─── SUPPLIED DATA ───
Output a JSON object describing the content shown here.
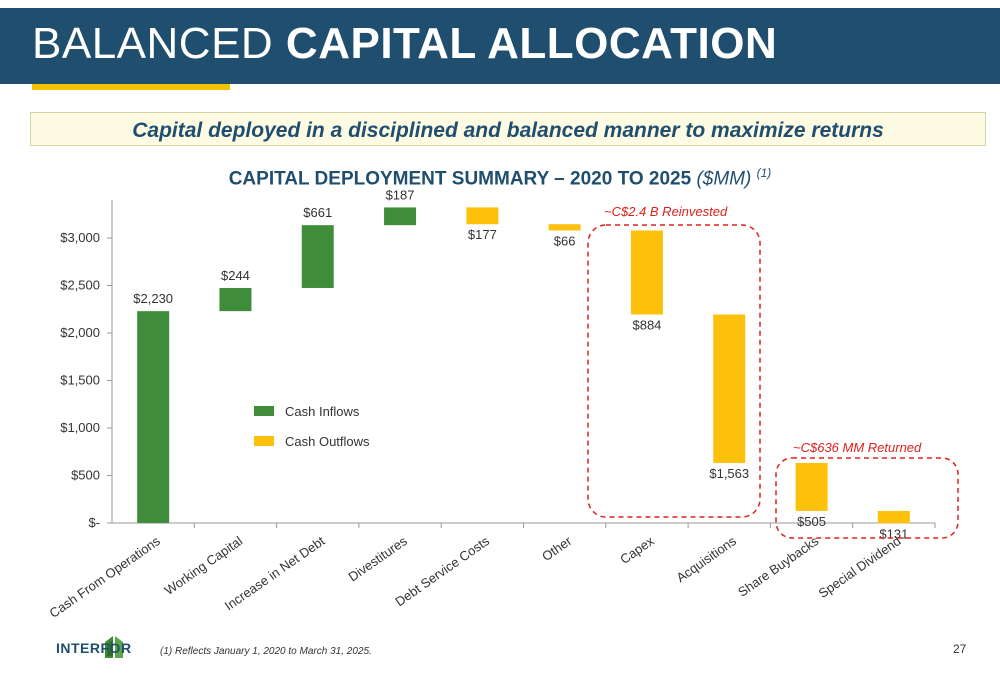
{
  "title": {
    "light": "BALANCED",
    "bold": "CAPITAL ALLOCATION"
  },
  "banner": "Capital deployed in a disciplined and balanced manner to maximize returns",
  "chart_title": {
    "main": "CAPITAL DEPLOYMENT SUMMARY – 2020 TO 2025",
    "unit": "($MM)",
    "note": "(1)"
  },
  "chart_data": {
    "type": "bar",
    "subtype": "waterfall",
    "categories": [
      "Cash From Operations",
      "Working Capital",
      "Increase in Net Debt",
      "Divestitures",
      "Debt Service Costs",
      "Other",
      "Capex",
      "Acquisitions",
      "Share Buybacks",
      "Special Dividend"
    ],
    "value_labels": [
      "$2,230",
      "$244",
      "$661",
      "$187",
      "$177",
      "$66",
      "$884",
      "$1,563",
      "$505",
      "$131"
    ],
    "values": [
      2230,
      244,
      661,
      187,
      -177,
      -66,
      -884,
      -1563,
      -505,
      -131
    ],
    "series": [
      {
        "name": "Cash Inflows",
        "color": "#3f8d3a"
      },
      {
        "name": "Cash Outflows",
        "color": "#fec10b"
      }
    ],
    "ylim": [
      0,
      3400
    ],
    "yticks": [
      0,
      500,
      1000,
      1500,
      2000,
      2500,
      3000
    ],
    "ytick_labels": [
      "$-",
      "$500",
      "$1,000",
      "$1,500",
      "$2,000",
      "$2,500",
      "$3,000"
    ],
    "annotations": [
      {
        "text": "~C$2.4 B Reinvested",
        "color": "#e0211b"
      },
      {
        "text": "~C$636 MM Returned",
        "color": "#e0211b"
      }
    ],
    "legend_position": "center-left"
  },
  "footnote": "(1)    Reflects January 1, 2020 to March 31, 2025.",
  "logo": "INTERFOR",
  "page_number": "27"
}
───
─── SUPPLIED DATA ───
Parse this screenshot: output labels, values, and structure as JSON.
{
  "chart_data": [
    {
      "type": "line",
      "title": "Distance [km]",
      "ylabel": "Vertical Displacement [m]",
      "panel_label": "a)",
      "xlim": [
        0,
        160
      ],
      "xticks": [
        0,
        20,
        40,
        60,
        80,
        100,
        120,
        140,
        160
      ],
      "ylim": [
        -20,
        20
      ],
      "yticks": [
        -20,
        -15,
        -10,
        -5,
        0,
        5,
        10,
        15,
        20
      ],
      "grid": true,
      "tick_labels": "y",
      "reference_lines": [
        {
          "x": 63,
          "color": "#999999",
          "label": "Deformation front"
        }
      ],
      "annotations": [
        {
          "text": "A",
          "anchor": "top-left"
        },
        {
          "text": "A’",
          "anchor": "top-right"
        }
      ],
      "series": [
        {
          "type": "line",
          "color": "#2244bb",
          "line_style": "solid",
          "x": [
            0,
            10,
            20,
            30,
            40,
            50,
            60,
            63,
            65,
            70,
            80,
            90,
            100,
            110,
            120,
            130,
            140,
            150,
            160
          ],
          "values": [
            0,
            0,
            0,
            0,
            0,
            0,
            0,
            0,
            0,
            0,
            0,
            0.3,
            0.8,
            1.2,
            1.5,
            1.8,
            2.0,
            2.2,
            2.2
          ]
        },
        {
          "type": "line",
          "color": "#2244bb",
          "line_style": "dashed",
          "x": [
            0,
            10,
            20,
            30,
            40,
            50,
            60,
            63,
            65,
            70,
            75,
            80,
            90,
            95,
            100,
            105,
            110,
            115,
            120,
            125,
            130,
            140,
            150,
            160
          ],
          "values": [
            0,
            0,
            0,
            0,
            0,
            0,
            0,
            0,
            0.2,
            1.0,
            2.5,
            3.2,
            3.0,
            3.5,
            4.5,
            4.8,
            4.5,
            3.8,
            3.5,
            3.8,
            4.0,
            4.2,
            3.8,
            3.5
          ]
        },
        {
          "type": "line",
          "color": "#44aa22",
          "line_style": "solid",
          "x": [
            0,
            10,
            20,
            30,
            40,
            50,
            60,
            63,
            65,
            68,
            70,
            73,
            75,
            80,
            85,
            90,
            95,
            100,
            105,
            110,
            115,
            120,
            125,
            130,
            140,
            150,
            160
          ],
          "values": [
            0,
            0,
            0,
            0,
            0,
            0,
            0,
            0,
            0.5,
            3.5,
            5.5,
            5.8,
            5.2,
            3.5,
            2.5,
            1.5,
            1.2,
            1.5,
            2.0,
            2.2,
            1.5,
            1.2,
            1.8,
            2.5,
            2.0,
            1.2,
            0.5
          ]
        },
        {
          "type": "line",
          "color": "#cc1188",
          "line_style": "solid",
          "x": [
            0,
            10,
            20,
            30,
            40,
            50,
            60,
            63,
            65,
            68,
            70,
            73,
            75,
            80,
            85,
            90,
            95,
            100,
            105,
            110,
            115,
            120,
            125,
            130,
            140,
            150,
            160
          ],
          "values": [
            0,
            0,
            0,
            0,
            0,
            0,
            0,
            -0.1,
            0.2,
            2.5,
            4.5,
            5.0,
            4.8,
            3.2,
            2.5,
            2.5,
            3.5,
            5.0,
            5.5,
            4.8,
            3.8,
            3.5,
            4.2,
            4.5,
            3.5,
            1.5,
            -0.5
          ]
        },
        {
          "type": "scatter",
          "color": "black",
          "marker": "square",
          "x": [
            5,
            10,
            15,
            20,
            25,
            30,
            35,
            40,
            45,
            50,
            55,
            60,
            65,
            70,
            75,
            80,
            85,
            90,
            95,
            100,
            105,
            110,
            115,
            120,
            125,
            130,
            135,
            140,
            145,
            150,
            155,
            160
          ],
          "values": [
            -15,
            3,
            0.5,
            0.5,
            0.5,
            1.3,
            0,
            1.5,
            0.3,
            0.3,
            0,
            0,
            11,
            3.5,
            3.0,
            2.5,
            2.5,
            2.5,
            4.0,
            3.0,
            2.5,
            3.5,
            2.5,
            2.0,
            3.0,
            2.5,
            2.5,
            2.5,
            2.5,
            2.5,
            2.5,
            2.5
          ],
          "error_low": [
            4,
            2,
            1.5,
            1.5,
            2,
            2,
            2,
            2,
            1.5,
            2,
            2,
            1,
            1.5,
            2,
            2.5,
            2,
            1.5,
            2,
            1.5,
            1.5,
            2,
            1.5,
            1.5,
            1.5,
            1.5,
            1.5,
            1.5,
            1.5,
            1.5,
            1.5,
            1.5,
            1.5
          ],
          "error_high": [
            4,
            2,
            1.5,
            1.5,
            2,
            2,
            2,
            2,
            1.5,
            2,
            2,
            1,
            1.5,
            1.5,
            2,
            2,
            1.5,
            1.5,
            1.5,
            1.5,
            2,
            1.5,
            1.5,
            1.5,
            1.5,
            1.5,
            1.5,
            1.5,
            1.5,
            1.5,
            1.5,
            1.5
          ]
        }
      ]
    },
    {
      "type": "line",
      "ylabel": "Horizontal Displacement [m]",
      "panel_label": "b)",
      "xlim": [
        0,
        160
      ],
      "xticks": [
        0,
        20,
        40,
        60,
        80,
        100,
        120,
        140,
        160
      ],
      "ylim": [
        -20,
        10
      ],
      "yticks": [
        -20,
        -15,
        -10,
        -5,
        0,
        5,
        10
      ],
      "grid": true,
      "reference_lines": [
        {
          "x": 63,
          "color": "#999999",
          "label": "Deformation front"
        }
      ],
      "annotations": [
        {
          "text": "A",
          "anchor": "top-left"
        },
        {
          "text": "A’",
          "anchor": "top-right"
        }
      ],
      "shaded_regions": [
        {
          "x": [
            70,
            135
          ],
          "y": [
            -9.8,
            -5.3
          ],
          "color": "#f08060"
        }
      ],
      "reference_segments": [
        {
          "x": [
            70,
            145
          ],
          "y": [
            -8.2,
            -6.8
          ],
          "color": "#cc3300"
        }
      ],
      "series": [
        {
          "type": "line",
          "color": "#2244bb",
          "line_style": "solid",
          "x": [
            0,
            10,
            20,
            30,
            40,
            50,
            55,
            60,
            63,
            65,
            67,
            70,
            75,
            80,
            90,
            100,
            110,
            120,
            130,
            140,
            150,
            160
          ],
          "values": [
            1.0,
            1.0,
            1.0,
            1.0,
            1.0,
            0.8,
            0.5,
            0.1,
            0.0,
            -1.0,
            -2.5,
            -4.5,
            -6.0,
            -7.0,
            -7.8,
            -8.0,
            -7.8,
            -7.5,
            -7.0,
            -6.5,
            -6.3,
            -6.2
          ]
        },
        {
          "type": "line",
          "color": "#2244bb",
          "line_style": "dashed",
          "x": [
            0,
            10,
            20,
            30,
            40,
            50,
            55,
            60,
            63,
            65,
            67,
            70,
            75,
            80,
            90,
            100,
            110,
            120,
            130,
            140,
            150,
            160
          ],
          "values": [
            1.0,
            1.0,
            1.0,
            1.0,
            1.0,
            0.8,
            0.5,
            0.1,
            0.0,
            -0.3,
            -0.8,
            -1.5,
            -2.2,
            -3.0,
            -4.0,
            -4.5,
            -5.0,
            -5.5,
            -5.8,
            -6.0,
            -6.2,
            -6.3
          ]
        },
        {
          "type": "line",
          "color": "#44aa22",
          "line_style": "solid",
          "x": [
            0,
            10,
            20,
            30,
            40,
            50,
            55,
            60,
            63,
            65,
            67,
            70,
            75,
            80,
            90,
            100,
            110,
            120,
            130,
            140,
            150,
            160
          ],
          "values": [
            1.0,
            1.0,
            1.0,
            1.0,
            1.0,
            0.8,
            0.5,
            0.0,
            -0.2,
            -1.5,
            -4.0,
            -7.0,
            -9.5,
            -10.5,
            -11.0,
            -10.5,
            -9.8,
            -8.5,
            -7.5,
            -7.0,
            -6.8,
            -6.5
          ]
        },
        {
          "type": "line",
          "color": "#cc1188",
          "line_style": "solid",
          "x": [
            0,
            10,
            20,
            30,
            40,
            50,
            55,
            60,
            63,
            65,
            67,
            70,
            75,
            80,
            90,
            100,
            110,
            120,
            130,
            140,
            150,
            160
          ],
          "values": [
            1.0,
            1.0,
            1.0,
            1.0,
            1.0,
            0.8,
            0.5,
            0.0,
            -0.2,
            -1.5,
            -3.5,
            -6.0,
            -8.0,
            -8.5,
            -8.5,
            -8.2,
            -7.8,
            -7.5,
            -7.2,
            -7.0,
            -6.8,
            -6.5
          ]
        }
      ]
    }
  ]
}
───
## OBJECTIVE
From the records given above, copy all lines containing "Debt".

## SOLUTION FOR THIS PROBLEM
      "Increase in Net Debt",
      "Debt Service Costs",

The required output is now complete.